(Written exercise):
Look through the material below. Copy every line with the string "Index" in it.

(Records provided):
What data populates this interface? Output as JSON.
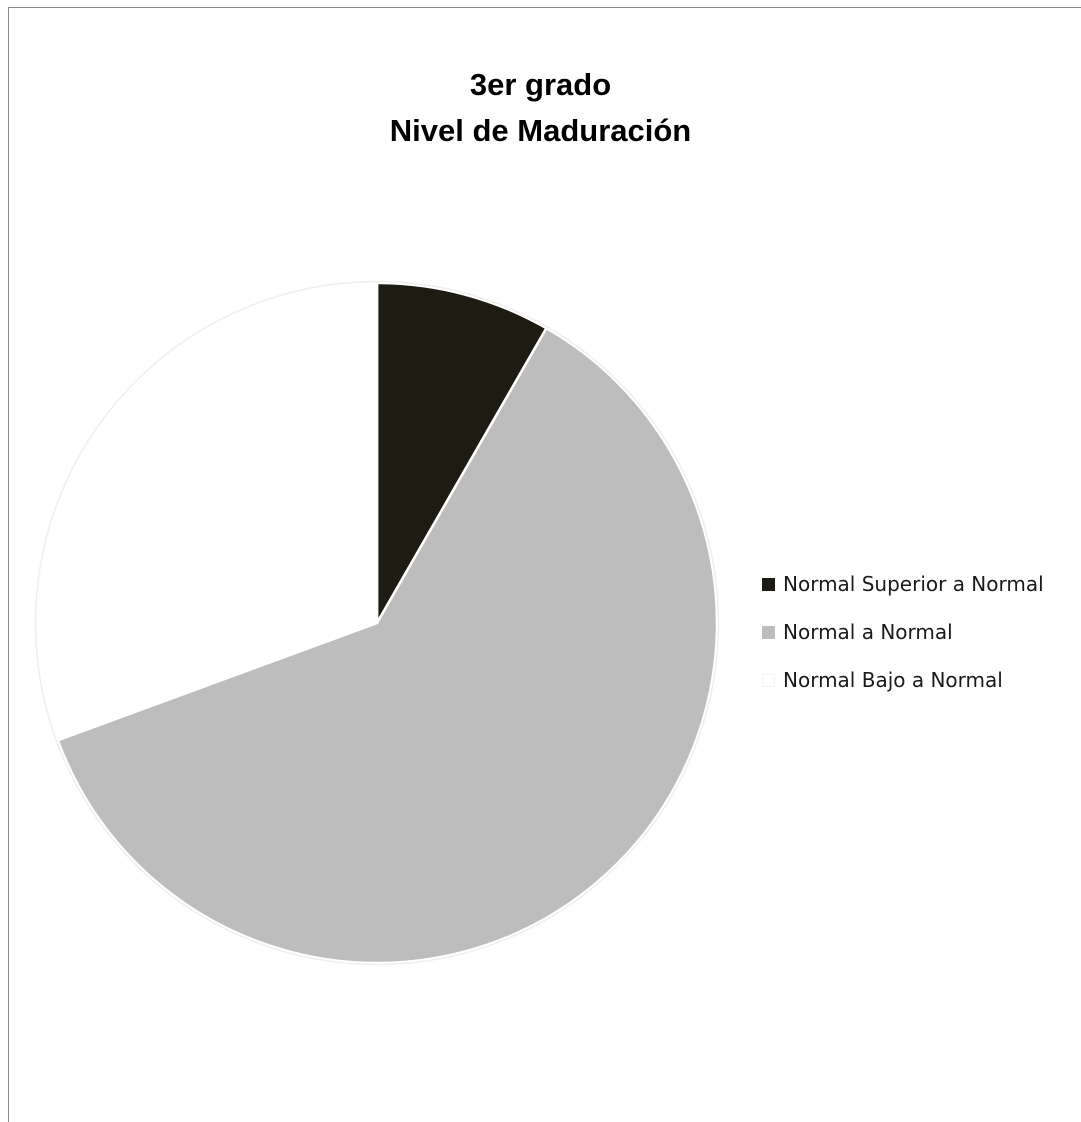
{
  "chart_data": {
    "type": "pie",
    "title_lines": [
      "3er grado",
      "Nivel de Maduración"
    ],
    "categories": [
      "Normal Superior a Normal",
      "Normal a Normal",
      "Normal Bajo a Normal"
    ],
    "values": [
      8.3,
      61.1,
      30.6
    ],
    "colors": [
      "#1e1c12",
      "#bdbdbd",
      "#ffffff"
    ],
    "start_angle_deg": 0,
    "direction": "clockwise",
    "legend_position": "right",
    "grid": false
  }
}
* * *
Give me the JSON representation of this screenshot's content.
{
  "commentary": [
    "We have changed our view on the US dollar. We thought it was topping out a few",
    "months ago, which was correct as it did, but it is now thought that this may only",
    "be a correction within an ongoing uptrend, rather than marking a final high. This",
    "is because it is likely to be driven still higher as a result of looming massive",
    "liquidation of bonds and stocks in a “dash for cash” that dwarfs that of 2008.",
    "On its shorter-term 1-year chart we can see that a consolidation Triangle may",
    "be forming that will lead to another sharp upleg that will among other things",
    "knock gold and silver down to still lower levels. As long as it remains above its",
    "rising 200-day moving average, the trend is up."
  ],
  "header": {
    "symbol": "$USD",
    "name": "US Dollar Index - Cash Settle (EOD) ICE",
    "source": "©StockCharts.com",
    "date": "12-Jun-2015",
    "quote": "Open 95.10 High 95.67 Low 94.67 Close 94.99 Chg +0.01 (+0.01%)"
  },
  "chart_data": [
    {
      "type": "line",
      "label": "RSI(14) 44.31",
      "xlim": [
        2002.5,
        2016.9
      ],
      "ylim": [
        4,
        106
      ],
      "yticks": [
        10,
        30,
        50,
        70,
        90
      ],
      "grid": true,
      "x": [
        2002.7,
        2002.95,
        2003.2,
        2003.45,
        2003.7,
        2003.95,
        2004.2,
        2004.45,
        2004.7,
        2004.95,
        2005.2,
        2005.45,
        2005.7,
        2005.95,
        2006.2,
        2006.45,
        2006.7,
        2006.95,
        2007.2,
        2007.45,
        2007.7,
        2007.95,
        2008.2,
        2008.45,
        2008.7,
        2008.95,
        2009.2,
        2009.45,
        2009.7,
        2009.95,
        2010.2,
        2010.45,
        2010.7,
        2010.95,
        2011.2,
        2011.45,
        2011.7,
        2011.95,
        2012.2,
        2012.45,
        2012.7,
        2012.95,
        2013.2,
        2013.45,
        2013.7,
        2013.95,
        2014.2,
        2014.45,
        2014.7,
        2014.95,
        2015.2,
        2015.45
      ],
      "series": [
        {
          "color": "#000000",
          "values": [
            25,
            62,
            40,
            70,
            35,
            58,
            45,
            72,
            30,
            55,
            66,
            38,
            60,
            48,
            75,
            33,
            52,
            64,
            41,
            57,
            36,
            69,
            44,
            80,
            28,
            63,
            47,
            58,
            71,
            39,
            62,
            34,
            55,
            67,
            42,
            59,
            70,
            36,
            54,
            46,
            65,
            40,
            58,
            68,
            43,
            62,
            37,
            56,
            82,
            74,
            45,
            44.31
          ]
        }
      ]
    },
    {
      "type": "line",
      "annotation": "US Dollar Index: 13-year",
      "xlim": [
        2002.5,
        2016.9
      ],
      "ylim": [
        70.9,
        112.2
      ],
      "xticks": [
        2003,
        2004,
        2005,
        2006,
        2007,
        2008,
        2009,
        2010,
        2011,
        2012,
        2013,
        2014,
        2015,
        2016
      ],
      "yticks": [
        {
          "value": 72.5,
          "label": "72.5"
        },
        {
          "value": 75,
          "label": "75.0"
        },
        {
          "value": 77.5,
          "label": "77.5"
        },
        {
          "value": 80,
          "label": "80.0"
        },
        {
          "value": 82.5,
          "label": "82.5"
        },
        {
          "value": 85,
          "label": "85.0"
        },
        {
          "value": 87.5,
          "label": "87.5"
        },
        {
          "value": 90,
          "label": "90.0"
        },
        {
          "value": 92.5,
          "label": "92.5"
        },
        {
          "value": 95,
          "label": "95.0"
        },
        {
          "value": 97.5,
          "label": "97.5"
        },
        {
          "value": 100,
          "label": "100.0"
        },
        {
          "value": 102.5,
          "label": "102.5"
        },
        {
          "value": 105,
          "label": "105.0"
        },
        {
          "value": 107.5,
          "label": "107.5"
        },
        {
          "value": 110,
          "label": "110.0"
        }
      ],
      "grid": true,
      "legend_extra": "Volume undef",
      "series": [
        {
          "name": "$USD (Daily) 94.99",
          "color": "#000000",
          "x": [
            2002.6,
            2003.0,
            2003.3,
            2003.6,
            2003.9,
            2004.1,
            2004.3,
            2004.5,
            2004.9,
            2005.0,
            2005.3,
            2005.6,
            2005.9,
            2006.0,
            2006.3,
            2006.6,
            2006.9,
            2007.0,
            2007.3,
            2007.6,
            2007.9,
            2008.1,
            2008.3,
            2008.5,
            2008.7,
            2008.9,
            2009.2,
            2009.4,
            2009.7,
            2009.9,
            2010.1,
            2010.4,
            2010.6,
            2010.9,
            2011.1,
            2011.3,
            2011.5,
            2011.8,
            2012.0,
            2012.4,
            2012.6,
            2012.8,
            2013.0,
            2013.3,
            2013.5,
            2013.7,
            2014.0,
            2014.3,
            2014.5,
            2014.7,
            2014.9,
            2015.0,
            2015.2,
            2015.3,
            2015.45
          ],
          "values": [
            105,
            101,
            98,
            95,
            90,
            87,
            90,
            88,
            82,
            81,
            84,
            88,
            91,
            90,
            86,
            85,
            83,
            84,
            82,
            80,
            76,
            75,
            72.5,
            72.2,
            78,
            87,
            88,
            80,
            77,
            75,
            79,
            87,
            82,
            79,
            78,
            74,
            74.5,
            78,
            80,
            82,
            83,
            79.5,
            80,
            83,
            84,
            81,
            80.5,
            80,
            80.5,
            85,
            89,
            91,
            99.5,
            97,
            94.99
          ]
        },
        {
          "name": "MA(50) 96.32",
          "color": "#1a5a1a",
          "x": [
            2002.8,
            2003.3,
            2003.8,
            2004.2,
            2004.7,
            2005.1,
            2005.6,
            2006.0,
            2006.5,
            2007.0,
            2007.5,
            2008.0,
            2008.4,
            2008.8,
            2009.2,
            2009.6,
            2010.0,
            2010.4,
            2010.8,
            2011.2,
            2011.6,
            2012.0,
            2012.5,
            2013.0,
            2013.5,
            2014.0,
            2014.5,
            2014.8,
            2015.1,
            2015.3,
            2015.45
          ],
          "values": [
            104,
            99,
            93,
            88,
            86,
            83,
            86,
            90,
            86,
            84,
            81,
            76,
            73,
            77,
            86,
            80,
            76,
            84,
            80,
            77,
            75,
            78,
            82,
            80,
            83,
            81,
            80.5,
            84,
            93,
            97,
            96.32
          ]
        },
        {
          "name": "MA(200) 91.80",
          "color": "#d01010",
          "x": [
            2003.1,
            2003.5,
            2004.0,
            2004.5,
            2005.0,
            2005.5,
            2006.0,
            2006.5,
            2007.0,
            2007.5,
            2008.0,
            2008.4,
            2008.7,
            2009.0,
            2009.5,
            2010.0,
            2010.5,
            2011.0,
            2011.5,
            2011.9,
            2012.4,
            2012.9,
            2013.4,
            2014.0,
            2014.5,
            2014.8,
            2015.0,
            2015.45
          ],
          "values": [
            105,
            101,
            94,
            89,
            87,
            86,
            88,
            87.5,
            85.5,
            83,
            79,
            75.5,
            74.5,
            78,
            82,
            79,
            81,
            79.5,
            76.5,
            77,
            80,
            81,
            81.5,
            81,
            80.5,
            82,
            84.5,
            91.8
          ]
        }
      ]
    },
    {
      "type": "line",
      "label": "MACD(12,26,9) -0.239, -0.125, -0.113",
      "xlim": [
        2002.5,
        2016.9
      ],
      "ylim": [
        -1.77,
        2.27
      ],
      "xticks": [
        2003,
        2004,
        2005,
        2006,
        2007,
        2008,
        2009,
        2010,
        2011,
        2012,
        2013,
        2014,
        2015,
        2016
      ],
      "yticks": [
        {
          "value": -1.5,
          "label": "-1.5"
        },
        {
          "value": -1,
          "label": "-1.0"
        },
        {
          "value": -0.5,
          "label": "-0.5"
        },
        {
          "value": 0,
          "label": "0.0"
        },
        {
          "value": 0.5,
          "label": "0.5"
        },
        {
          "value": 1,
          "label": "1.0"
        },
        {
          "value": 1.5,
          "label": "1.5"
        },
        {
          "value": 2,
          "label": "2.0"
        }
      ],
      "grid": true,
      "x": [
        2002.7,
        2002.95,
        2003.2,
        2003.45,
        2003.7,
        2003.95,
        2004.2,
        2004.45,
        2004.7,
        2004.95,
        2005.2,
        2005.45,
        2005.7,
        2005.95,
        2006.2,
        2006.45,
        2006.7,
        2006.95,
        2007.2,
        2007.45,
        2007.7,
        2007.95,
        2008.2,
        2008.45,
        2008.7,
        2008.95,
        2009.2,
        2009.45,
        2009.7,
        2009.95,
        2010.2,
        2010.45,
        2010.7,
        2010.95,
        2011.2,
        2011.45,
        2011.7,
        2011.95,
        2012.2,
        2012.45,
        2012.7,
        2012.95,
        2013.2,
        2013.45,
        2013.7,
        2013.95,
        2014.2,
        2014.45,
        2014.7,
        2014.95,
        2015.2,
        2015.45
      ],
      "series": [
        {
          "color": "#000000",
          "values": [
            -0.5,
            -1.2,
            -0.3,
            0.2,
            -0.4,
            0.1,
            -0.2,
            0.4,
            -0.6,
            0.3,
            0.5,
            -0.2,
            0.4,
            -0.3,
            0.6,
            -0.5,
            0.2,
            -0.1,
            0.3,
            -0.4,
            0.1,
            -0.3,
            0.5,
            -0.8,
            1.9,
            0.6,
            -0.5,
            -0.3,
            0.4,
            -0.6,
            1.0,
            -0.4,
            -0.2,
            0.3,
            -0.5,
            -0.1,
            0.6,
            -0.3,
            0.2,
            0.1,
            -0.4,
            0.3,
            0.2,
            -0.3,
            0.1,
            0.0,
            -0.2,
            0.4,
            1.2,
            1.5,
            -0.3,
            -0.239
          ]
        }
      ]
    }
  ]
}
---
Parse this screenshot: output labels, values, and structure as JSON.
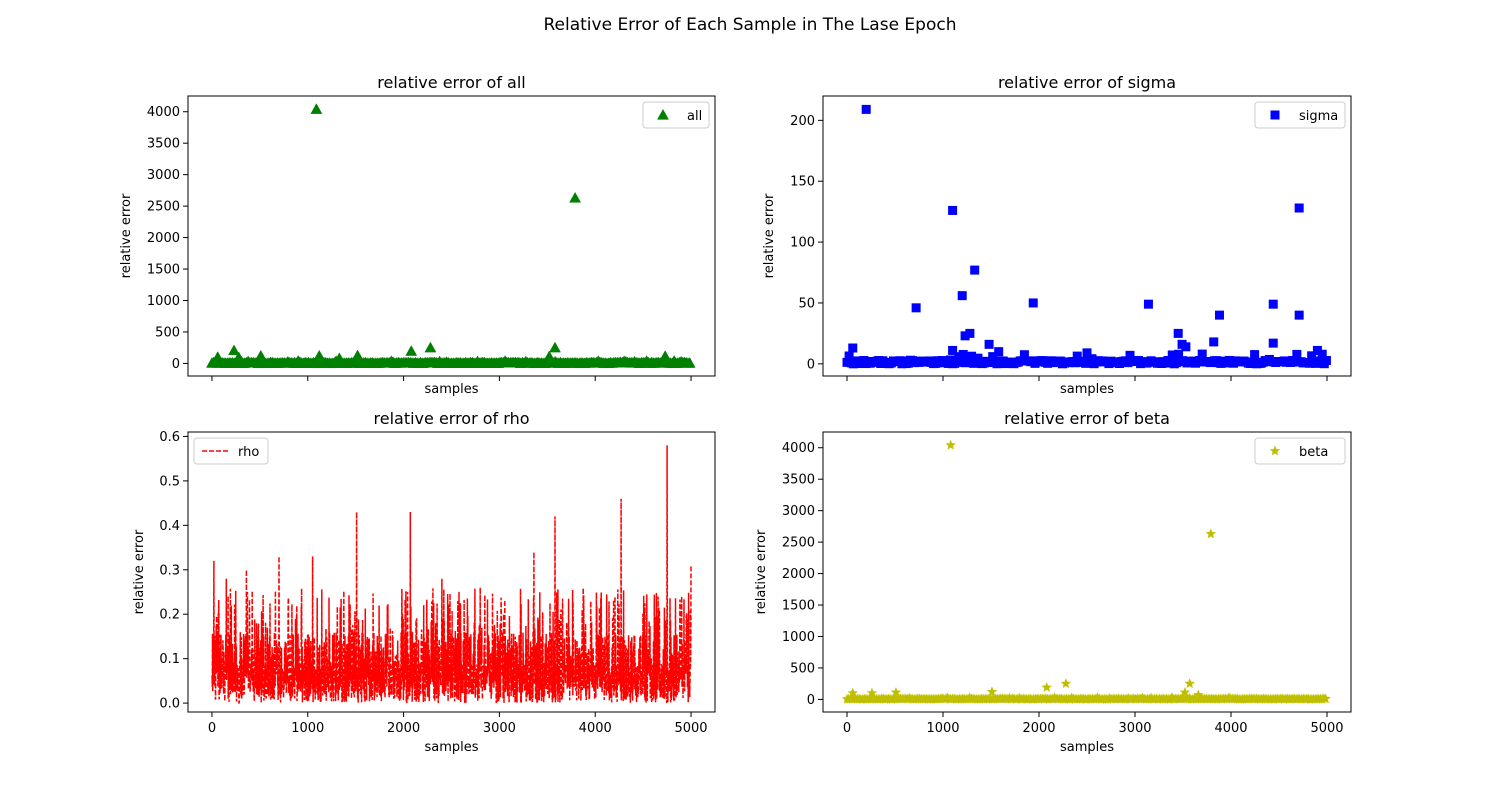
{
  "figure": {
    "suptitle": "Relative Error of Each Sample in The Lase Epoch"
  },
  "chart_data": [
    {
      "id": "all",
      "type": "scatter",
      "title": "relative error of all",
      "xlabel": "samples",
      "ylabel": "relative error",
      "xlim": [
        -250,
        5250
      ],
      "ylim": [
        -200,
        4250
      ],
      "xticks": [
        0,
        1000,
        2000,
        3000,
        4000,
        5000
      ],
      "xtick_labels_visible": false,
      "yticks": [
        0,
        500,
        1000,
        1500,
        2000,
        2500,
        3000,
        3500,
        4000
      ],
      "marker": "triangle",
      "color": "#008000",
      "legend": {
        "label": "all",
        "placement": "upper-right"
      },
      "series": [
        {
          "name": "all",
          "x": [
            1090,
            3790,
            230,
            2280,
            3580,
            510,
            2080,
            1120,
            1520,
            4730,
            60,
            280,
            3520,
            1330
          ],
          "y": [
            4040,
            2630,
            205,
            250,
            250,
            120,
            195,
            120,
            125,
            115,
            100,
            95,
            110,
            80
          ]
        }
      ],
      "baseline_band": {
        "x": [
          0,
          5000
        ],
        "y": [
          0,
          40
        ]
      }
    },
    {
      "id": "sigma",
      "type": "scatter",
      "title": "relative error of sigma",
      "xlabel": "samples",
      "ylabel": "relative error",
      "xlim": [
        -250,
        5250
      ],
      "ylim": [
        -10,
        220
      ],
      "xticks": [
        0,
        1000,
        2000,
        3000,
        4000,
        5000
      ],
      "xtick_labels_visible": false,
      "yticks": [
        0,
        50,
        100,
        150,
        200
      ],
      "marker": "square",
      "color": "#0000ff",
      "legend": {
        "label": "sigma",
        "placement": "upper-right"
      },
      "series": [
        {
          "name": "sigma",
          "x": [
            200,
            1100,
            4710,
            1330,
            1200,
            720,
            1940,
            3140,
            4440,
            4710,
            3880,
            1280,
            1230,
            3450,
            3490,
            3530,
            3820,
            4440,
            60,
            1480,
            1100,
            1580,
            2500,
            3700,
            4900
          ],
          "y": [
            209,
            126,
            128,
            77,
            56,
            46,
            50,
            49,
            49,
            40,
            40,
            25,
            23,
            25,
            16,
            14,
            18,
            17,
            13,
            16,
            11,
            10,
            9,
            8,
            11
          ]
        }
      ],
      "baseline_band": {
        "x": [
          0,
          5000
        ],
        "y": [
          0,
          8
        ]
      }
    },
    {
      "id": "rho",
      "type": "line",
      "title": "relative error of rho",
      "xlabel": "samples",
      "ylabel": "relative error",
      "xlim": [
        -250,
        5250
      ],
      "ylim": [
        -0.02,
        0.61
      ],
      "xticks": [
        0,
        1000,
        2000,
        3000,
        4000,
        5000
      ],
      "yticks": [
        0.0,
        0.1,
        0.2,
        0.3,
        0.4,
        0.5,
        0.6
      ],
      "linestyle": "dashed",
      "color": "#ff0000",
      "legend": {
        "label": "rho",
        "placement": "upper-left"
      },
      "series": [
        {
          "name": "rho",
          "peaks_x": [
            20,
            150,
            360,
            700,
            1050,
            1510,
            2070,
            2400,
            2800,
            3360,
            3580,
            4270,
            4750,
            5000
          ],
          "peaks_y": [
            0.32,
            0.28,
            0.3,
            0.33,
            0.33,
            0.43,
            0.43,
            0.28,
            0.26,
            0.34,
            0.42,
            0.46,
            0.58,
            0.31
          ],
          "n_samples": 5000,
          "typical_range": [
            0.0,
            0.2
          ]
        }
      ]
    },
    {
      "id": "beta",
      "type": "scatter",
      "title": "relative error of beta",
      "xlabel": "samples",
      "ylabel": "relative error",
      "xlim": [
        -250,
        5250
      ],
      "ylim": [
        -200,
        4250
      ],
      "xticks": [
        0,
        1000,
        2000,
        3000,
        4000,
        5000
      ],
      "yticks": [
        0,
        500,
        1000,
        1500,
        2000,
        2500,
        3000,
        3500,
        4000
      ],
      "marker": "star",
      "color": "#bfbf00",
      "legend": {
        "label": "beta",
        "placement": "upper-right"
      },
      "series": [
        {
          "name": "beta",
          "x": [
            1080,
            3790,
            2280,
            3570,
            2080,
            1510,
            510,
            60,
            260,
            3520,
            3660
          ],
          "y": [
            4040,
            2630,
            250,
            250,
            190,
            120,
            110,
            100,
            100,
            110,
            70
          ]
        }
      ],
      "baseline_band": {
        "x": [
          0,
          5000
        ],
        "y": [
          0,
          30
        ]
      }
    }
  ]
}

(Answer to this task):
    "name": "US Dollar Index - Cash Settle (EOD) ICE",
      "annotation": "US Dollar Index: 13-year",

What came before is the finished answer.